* Begin *

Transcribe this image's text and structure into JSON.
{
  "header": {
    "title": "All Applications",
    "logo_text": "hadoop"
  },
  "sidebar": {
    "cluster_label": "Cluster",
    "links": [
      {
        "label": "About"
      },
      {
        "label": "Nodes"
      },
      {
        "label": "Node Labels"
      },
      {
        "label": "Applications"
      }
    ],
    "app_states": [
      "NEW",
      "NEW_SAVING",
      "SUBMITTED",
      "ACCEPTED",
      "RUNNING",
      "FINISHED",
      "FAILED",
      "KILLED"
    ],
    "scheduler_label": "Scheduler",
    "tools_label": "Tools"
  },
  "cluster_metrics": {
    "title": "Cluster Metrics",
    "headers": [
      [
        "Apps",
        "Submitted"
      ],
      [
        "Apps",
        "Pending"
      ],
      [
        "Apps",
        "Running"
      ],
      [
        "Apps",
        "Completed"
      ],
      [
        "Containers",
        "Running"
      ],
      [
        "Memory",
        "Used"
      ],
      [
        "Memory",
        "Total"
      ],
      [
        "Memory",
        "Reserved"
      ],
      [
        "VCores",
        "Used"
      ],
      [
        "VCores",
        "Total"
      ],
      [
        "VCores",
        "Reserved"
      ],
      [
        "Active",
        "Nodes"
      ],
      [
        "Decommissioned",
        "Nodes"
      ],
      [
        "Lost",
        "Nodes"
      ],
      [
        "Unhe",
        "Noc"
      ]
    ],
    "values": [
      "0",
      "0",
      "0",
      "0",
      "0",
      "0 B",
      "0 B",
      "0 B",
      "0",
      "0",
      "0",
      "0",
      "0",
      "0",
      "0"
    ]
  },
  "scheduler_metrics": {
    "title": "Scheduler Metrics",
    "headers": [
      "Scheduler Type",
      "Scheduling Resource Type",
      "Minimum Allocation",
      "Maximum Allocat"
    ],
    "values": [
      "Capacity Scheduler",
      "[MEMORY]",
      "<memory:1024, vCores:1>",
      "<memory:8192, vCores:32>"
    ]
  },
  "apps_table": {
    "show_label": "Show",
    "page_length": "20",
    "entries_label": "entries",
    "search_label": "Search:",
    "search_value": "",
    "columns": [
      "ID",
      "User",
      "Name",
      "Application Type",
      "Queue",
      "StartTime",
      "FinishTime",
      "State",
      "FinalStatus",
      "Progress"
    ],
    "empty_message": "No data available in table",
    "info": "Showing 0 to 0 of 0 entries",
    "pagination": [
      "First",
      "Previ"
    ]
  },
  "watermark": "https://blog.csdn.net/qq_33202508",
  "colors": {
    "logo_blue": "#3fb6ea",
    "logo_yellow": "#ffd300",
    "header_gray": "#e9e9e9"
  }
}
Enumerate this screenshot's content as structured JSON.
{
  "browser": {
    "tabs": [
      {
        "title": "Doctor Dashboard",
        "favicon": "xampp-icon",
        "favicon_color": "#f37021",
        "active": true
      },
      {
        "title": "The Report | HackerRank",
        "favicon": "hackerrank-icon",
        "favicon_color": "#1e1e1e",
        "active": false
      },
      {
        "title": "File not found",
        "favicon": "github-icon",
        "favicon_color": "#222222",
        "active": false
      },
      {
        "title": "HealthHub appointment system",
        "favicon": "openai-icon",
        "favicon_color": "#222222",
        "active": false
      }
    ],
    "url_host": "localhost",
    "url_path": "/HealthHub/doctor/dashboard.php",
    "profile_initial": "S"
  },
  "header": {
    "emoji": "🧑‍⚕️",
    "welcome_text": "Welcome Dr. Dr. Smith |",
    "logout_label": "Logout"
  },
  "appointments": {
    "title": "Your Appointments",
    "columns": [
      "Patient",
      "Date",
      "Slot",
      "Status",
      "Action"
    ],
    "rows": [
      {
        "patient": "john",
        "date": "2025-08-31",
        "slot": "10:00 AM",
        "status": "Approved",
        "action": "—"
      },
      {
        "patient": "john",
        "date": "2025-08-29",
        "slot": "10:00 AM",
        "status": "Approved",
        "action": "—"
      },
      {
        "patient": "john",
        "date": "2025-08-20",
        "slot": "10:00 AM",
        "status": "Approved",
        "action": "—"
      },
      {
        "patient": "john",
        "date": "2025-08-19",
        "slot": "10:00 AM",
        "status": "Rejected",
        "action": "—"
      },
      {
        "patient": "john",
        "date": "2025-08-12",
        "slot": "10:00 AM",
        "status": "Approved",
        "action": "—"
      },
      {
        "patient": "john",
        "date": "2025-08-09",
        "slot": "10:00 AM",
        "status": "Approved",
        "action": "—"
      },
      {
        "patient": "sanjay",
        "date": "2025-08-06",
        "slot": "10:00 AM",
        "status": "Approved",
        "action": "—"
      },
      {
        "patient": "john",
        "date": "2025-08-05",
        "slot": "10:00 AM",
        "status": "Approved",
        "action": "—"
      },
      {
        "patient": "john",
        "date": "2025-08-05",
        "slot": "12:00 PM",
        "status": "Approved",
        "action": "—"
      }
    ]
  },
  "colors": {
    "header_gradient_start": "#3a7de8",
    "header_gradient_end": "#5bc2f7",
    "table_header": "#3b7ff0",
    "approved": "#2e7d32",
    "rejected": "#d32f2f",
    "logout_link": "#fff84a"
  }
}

* End *

Stated goal: Transcribe all entries exactly as they are given.

Exercise output:
Transcribe this image's text and structure into JSON.
{
  "header": {
    "title": "All Applications",
    "logo_text": "hadoop"
  },
  "sidebar": {
    "cluster_label": "Cluster",
    "links": [
      {
        "label": "About"
      },
      {
        "label": "Nodes"
      },
      {
        "label": "Node Labels"
      },
      {
        "label": "Applications"
      }
    ],
    "app_states": [
      "NEW",
      "NEW_SAVING",
      "SUBMITTED",
      "ACCEPTED",
      "RUNNING",
      "FINISHED",
      "FAILED",
      "KILLED"
    ],
    "scheduler_label": "Scheduler",
    "tools_label": "Tools"
  },
  "cluster_metrics": {
    "title": "Cluster Metrics",
    "headers": [
      [
        "Apps",
        "Submitted"
      ],
      [
        "Apps",
        "Pending"
      ],
      [
        "Apps",
        "Running"
      ],
      [
        "Apps",
        "Completed"
      ],
      [
        "Containers",
        "Running"
      ],
      [
        "Memory",
        "Used"
      ],
      [
        "Memory",
        "Total"
      ],
      [
        "Memory",
        "Reserved"
      ],
      [
        "VCores",
        "Used"
      ],
      [
        "VCores",
        "Total"
      ],
      [
        "VCores",
        "Reserved"
      ],
      [
        "Active",
        "Nodes"
      ],
      [
        "Decommissioned",
        "Nodes"
      ],
      [
        "Lost",
        "Nodes"
      ],
      [
        "Unhe",
        "Noc"
      ]
    ],
    "values": [
      "0",
      "0",
      "0",
      "0",
      "0",
      "0 B",
      "0 B",
      "0 B",
      "0",
      "0",
      "0",
      "0",
      "0",
      "0",
      "0"
    ]
  },
  "scheduler_metrics": {
    "title": "Scheduler Metrics",
    "headers": [
      "Scheduler Type",
      "Scheduling Resource Type",
      "Minimum Allocation",
      "Maximum Allocat"
    ],
    "values": [
      "Capacity Scheduler",
      "[MEMORY]",
      "<memory:1024, vCores:1>",
      "<memory:8192, vCores:32>"
    ]
  },
  "apps_table": {
    "show_label": "Show",
    "page_length": "20",
    "entries_label": "entries",
    "search_label": "Search:",
    "search_value": "",
    "columns": [
      "ID",
      "User",
      "Name",
      "Application Type",
      "Queue",
      "StartTime",
      "FinishTime",
      "State",
      "FinalStatus",
      "Progress"
    ],
    "empty_message": "No data available in table",
    "info": "Showing 0 to 0 of 0 entries",
    "pagination": [
      "First",
      "Previ"
    ]
  },
  "watermark": "https://blog.csdn.net/qq_33202508",
  "colors": {
    "logo_blue": "#3fb6ea",
    "logo_yellow": "#ffd300",
    "header_gray": "#e9e9e9"
  }
}
Enumerate this screenshot's content as structured JSON.
{
  "browser": {
    "tabs": [
      {
        "title": "Doctor Dashboard",
        "favicon": "xampp-icon",
        "favicon_color": "#f37021",
        "active": true
      },
      {
        "title": "The Report | HackerRank",
        "favicon": "hackerrank-icon",
        "favicon_color": "#1e1e1e",
        "active": false
      },
      {
        "title": "File not found",
        "favicon": "github-icon",
        "favicon_color": "#222222",
        "active": false
      },
      {
        "title": "HealthHub appointment system",
        "favicon": "openai-icon",
        "favicon_color": "#222222",
        "active": false
      }
    ],
    "url_host": "localhost",
    "url_path": "/HealthHub/doctor/dashboard.php",
    "profile_initial": "S"
  },
  "header": {
    "emoji": "🧑‍⚕️",
    "welcome_text": "Welcome Dr. Dr. Smith |",
    "logout_label": "Logout"
  },
  "appointments": {
    "title": "Your Appointments",
    "columns": [
      "Patient",
      "Date",
      "Slot",
      "Status",
      "Action"
    ],
    "rows": [
      {
        "patient": "john",
        "date": "2025-08-31",
        "slot": "10:00 AM",
        "status": "Approved",
        "action": "—"
      },
      {
        "patient": "john",
        "date": "2025-08-29",
        "slot": "10:00 AM",
        "status": "Approved",
        "action": "—"
      },
      {
        "patient": "john",
        "date": "2025-08-20",
        "slot": "10:00 AM",
        "status": "Approved",
        "action": "—"
      },
      {
        "patient": "john",
        "date": "2025-08-19",
        "slot": "10:00 AM",
        "status": "Rejected",
        "action": "—"
      },
      {
        "patient": "john",
        "date": "2025-08-12",
        "slot": "10:00 AM",
        "status": "Approved",
        "action": "—"
      },
      {
        "patient": "john",
        "date": "2025-08-09",
        "slot": "10:00 AM",
        "status": "Approved",
        "action": "—"
      },
      {
        "patient": "sanjay",
        "date": "2025-08-06",
        "slot": "10:00 AM",
        "status": "Approved",
        "action": "—"
      },
      {
        "patient": "john",
        "date": "2025-08-05",
        "slot": "10:00 AM",
        "status": "Approved",
        "action": "—"
      },
      {
        "patient": "john",
        "date": "2025-08-05",
        "slot": "12:00 PM",
        "status": "Approved",
        "action": "—"
      }
    ]
  },
  "colors": {
    "header_gradient_start": "#3a7de8",
    "header_gradient_end": "#5bc2f7",
    "table_header": "#3b7ff0",
    "approved": "#2e7d32",
    "rejected": "#d32f2f",
    "logout_link": "#fff84a"
  }
}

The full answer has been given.